* [INSTRUCTION] Look through the listing below and work out how many of its lines hold the word "Tuulivaroitus". Give only the number.

— start DATA FOR THIS EXERCISE —

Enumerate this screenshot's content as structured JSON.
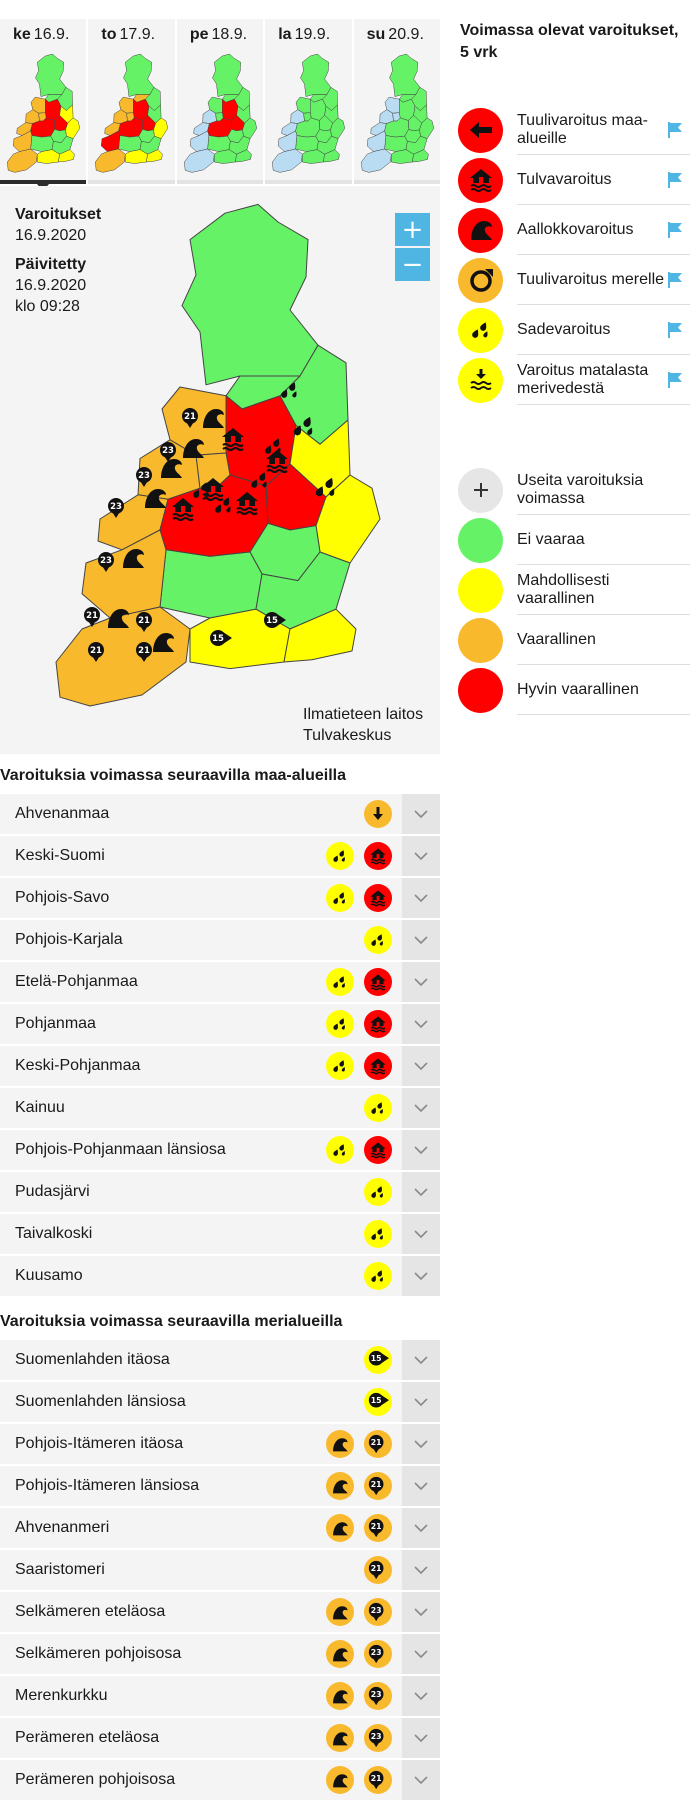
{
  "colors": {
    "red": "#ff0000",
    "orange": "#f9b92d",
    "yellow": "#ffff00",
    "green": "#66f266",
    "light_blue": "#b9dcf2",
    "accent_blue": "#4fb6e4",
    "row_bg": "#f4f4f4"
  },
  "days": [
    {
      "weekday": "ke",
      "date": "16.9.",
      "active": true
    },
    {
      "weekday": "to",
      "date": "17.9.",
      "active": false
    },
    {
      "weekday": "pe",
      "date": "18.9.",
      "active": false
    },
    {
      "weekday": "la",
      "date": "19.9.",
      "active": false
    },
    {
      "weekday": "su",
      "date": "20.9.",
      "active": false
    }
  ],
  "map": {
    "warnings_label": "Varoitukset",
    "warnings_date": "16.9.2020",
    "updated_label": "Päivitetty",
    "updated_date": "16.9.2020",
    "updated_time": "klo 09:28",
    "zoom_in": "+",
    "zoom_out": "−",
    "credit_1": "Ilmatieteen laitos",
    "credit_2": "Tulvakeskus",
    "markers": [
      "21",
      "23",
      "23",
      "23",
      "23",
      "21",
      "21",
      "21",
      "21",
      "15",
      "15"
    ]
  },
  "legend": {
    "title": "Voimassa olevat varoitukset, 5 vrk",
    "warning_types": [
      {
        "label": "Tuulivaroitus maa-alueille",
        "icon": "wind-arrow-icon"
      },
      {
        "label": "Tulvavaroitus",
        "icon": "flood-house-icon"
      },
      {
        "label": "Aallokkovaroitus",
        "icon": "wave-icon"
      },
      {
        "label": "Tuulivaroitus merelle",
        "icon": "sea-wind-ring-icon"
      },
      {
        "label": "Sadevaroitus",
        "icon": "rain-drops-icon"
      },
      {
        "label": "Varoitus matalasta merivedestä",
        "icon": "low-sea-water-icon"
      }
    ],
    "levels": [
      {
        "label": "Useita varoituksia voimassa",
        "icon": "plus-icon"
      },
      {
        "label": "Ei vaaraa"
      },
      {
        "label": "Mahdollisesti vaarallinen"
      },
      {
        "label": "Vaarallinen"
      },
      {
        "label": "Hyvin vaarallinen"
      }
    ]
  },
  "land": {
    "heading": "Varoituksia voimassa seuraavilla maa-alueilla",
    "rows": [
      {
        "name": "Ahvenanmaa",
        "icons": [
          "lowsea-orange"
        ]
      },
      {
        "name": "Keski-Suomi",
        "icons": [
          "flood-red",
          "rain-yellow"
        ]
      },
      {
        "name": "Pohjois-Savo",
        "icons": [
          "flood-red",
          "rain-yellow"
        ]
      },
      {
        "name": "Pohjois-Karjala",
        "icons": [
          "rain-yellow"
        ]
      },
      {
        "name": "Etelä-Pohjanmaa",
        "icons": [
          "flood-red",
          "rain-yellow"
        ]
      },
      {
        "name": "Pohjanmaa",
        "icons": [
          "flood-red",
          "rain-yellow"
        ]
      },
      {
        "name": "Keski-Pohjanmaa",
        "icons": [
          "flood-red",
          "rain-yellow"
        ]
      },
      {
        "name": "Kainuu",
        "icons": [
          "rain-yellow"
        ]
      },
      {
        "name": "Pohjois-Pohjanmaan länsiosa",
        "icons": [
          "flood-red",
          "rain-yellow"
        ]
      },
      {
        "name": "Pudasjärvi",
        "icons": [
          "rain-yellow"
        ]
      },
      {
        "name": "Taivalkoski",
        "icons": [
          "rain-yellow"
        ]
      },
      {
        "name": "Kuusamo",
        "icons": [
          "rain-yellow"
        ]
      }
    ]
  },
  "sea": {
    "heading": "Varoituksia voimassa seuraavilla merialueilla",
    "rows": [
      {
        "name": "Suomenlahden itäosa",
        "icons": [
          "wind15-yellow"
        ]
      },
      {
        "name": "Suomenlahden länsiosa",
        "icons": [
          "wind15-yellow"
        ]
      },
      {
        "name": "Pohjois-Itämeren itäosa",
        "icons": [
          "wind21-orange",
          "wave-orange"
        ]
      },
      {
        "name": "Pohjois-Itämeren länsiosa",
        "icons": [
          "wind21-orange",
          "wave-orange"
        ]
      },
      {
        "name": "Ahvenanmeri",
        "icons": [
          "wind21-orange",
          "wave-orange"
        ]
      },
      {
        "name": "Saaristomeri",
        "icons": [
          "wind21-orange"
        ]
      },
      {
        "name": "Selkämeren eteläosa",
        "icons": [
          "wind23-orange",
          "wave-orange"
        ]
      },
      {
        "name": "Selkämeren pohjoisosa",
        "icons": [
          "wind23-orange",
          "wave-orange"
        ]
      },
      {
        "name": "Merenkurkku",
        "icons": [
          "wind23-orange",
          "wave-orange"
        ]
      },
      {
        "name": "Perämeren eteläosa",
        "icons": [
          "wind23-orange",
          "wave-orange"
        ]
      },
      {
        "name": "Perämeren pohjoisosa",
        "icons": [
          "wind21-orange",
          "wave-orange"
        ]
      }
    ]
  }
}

— end DATA FOR THIS EXERCISE —
— start DATA FOR THIS EXERCISE —

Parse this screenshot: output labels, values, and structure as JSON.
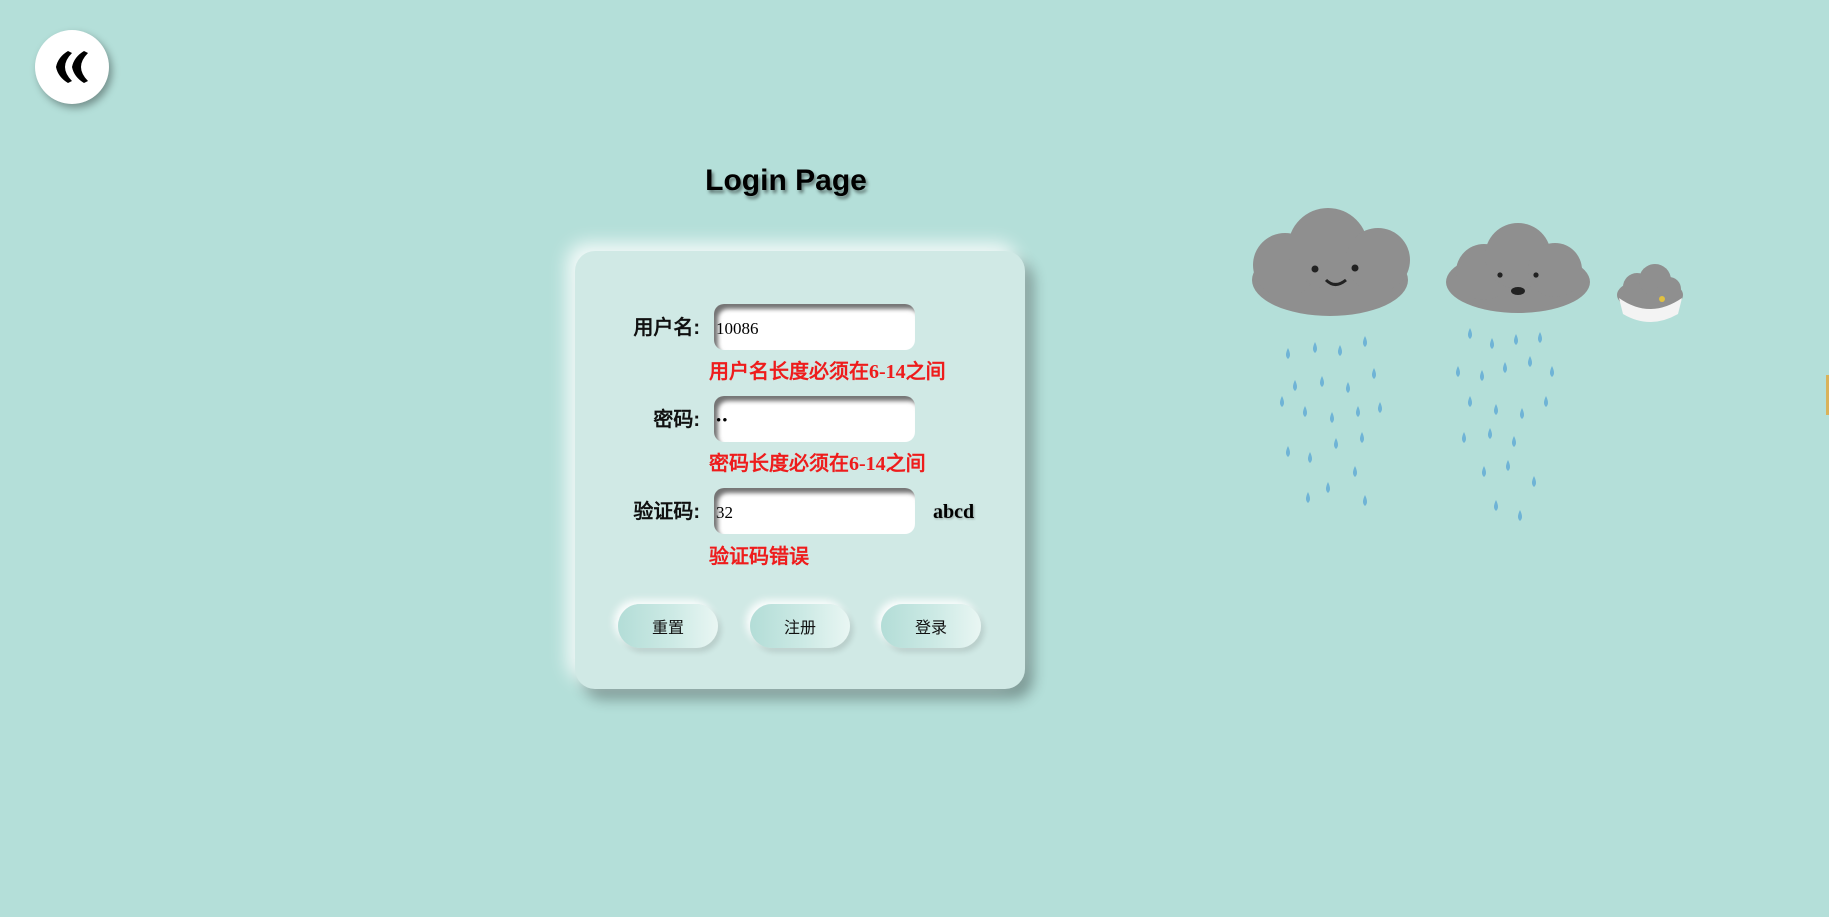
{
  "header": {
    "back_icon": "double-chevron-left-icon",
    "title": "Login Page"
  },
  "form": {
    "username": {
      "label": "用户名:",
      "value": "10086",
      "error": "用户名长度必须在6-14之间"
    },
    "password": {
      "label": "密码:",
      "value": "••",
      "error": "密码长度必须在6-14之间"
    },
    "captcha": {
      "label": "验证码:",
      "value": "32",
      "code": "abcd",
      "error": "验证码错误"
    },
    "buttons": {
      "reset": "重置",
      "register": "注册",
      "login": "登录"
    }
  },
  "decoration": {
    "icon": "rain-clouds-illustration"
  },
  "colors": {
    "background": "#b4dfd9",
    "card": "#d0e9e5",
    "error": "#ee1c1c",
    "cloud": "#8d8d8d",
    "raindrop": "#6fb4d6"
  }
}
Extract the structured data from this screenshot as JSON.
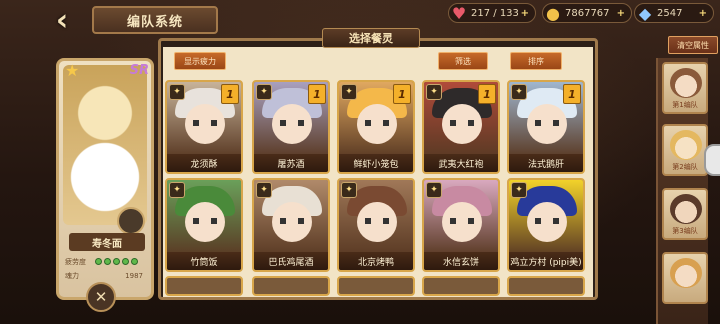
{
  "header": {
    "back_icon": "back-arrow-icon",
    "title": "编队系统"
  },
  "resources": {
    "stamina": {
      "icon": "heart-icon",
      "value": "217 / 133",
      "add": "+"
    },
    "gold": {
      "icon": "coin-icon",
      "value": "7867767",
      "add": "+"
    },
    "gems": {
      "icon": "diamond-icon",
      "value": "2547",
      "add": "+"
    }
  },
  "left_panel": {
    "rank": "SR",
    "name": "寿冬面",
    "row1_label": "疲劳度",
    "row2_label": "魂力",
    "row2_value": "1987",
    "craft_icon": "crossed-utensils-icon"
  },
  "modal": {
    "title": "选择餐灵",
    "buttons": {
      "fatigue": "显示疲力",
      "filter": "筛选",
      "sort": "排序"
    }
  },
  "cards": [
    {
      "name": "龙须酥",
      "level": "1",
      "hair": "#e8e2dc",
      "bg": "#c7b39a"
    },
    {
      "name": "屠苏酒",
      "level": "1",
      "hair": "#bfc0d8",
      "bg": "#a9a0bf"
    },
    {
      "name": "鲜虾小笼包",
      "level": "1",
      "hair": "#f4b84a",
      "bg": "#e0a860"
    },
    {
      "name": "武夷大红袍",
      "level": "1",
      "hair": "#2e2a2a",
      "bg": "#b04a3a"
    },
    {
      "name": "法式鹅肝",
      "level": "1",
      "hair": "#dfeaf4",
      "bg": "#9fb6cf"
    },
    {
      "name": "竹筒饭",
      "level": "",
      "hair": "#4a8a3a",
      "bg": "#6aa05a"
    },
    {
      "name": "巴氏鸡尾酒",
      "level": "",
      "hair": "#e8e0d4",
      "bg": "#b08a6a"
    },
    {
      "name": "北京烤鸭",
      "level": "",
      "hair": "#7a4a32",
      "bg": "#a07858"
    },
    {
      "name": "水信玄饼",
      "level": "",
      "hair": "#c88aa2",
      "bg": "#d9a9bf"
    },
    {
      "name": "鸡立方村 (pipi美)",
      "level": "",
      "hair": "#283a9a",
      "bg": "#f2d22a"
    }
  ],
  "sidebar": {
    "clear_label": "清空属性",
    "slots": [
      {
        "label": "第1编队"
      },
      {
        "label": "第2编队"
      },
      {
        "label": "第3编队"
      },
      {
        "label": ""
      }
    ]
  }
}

— end DATA FOR THIS EXERCISE —

* [EXERCISE SOLUTION] 2